The task: Are you able to quote each entry exactly as written?
___ Records for processing ___
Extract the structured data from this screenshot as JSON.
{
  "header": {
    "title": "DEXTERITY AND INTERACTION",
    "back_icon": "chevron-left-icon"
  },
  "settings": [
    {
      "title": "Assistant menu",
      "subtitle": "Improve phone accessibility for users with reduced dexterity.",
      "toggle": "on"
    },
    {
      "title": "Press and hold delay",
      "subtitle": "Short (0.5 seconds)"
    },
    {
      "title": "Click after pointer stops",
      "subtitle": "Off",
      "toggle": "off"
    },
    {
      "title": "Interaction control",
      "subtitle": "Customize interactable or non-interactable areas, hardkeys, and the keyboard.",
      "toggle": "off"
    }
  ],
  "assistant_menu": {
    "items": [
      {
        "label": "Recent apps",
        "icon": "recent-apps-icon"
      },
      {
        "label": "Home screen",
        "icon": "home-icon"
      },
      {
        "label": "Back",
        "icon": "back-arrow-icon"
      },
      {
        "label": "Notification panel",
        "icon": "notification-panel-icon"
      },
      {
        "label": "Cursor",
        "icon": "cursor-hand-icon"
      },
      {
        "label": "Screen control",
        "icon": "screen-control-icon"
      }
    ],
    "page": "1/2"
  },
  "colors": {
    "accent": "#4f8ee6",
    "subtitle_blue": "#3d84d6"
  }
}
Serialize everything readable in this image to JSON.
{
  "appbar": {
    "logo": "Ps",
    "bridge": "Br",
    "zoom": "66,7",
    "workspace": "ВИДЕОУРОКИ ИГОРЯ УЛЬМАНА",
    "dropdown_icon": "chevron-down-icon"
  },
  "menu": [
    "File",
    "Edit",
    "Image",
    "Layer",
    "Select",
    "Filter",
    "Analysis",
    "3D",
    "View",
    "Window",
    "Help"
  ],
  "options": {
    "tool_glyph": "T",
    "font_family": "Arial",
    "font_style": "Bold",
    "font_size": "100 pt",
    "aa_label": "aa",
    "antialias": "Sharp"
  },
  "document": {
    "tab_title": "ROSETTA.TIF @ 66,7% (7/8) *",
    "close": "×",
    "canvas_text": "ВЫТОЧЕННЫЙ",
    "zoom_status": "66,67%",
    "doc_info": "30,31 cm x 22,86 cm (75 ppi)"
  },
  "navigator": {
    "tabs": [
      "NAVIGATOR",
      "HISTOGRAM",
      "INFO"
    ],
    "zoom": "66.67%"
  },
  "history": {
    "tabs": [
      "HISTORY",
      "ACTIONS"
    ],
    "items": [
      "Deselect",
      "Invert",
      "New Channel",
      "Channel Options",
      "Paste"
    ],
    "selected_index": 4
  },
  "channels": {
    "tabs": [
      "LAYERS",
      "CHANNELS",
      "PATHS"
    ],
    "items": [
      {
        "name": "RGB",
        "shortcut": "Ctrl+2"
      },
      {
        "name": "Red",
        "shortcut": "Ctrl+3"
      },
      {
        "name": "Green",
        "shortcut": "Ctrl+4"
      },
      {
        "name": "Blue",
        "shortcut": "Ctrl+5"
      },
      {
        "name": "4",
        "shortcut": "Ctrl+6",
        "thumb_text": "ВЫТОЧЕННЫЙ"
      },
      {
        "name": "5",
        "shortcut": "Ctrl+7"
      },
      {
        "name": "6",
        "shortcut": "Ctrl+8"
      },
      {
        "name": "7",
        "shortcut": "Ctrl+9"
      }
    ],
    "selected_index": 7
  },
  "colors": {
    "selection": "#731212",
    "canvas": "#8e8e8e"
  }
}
___
The solution:
Extract the structured data from this screenshot as JSON.
{
  "header": {
    "title": "DEXTERITY AND INTERACTION",
    "back_icon": "chevron-left-icon"
  },
  "settings": [
    {
      "title": "Assistant menu",
      "subtitle": "Improve phone accessibility for users with reduced dexterity.",
      "toggle": "on"
    },
    {
      "title": "Press and hold delay",
      "subtitle": "Short (0.5 seconds)"
    },
    {
      "title": "Click after pointer stops",
      "subtitle": "Off",
      "toggle": "off"
    },
    {
      "title": "Interaction control",
      "subtitle": "Customize interactable or non-interactable areas, hardkeys, and the keyboard.",
      "toggle": "off"
    }
  ],
  "assistant_menu": {
    "items": [
      {
        "label": "Recent apps",
        "icon": "recent-apps-icon"
      },
      {
        "label": "Home screen",
        "icon": "home-icon"
      },
      {
        "label": "Back",
        "icon": "back-arrow-icon"
      },
      {
        "label": "Notification panel",
        "icon": "notification-panel-icon"
      },
      {
        "label": "Cursor",
        "icon": "cursor-hand-icon"
      },
      {
        "label": "Screen control",
        "icon": "screen-control-icon"
      }
    ],
    "page": "1/2"
  },
  "colors": {
    "accent": "#4f8ee6",
    "subtitle_blue": "#3d84d6"
  }
}
Serialize everything readable in this image to JSON.
{
  "appbar": {
    "logo": "Ps",
    "bridge": "Br",
    "zoom": "66,7",
    "workspace": "ВИДЕОУРОКИ ИГОРЯ УЛЬМАНА",
    "dropdown_icon": "chevron-down-icon"
  },
  "menu": [
    "File",
    "Edit",
    "Image",
    "Layer",
    "Select",
    "Filter",
    "Analysis",
    "3D",
    "View",
    "Window",
    "Help"
  ],
  "options": {
    "tool_glyph": "T",
    "font_family": "Arial",
    "font_style": "Bold",
    "font_size": "100 pt",
    "aa_label": "aa",
    "antialias": "Sharp"
  },
  "document": {
    "tab_title": "ROSETTA.TIF @ 66,7% (7/8) *",
    "close": "×",
    "canvas_text": "ВЫТОЧЕННЫЙ",
    "zoom_status": "66,67%",
    "doc_info": "30,31 cm x 22,86 cm (75 ppi)"
  },
  "navigator": {
    "tabs": [
      "NAVIGATOR",
      "HISTOGRAM",
      "INFO"
    ],
    "zoom": "66.67%"
  },
  "history": {
    "tabs": [
      "HISTORY",
      "ACTIONS"
    ],
    "items": [
      "Deselect",
      "Invert",
      "New Channel",
      "Channel Options",
      "Paste"
    ],
    "selected_index": 4
  },
  "channels": {
    "tabs": [
      "LAYERS",
      "CHANNELS",
      "PATHS"
    ],
    "items": [
      {
        "name": "RGB",
        "shortcut": "Ctrl+2"
      },
      {
        "name": "Red",
        "shortcut": "Ctrl+3"
      },
      {
        "name": "Green",
        "shortcut": "Ctrl+4"
      },
      {
        "name": "Blue",
        "shortcut": "Ctrl+5"
      },
      {
        "name": "4",
        "shortcut": "Ctrl+6",
        "thumb_text": "ВЫТОЧЕННЫЙ"
      },
      {
        "name": "5",
        "shortcut": "Ctrl+7"
      },
      {
        "name": "6",
        "shortcut": "Ctrl+8"
      },
      {
        "name": "7",
        "shortcut": "Ctrl+9"
      }
    ],
    "selected_index": 7
  },
  "colors": {
    "selection": "#731212",
    "canvas": "#8e8e8e"
  }
}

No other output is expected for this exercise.